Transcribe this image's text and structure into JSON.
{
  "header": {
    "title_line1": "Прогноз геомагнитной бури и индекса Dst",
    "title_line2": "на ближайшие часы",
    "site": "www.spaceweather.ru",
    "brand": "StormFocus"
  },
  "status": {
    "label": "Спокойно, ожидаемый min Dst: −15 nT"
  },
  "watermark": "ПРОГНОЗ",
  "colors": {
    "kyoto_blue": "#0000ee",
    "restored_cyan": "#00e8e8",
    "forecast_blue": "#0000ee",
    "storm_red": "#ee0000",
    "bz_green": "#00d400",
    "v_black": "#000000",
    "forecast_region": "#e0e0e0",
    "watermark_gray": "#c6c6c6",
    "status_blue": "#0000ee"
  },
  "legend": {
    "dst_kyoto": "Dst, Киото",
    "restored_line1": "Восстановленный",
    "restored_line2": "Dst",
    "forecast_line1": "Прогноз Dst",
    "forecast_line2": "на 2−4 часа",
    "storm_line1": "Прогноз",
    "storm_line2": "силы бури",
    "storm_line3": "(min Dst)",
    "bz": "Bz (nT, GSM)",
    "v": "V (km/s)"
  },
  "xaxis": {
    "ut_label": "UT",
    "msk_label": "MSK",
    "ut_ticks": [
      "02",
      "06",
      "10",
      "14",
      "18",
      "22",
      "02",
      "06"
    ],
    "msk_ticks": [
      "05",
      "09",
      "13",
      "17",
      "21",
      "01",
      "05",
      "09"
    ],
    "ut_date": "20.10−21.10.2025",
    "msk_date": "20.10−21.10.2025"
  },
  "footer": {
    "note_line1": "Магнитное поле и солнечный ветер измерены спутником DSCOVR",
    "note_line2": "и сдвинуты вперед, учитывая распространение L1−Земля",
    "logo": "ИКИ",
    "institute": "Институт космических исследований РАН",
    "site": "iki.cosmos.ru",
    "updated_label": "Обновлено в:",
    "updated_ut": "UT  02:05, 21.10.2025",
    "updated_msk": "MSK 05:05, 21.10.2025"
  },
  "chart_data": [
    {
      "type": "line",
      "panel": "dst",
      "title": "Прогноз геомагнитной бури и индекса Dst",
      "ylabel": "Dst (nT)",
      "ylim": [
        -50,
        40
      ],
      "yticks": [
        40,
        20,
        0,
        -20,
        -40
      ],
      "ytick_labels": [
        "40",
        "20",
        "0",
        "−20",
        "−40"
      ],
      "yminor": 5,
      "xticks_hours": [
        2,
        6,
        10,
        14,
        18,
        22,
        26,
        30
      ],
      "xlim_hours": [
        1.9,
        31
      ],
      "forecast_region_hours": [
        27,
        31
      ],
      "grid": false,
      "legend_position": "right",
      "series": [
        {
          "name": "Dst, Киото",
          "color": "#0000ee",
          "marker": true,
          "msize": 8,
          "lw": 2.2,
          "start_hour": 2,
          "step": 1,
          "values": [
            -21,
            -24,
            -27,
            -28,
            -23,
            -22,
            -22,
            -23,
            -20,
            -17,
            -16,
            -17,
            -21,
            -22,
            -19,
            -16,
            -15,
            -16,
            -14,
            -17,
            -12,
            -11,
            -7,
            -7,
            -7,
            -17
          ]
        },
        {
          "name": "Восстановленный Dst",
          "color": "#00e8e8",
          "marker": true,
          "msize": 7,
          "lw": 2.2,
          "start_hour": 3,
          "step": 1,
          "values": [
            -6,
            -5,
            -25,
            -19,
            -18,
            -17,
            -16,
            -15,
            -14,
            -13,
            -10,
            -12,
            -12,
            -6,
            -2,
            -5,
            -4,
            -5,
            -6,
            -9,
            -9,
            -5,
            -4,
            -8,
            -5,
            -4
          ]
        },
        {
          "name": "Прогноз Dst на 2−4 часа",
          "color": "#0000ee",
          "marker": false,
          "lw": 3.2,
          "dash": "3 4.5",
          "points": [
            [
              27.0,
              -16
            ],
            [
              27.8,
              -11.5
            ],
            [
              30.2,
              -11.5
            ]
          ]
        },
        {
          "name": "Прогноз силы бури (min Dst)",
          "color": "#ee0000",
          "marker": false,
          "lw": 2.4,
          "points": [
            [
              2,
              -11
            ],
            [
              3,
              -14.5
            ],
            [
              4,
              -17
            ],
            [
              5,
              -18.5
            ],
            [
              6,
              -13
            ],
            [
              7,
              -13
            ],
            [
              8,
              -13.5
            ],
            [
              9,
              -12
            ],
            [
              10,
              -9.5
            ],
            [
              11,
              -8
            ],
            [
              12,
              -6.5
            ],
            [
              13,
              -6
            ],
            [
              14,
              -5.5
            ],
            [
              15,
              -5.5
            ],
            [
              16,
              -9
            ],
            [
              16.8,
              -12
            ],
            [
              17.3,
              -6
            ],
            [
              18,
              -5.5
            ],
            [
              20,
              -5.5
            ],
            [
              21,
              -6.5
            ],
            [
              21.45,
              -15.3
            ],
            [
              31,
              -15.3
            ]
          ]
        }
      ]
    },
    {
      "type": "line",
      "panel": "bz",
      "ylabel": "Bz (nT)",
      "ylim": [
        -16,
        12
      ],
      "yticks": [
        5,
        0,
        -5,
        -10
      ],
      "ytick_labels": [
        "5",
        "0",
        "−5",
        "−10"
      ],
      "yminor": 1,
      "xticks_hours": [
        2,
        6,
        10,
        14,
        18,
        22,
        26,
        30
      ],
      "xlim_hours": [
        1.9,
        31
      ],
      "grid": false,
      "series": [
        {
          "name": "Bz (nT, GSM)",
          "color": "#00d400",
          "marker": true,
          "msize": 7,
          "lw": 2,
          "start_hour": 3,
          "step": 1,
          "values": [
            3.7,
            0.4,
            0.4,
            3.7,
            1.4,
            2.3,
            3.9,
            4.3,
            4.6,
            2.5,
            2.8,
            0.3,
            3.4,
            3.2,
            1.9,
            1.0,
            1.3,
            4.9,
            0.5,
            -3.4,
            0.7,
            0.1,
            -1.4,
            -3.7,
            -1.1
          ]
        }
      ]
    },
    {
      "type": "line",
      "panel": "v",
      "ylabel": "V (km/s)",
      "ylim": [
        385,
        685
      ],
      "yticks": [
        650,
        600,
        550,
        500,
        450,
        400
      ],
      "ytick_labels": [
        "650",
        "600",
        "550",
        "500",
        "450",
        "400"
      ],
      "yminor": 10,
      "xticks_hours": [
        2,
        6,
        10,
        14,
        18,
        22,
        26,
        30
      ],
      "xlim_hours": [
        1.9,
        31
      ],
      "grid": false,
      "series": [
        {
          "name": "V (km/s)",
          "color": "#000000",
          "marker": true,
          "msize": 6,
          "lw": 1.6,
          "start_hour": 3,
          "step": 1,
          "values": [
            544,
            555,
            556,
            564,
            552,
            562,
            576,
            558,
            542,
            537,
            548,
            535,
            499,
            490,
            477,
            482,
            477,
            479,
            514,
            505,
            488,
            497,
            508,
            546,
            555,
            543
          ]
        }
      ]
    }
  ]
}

STATED TASK ::
Gather and copy every line of the data in which the string "site" is found.

OUTPUT BELOW ::
    "site": "www.spaceweather.ru",
    "site": "iki.cosmos.ru",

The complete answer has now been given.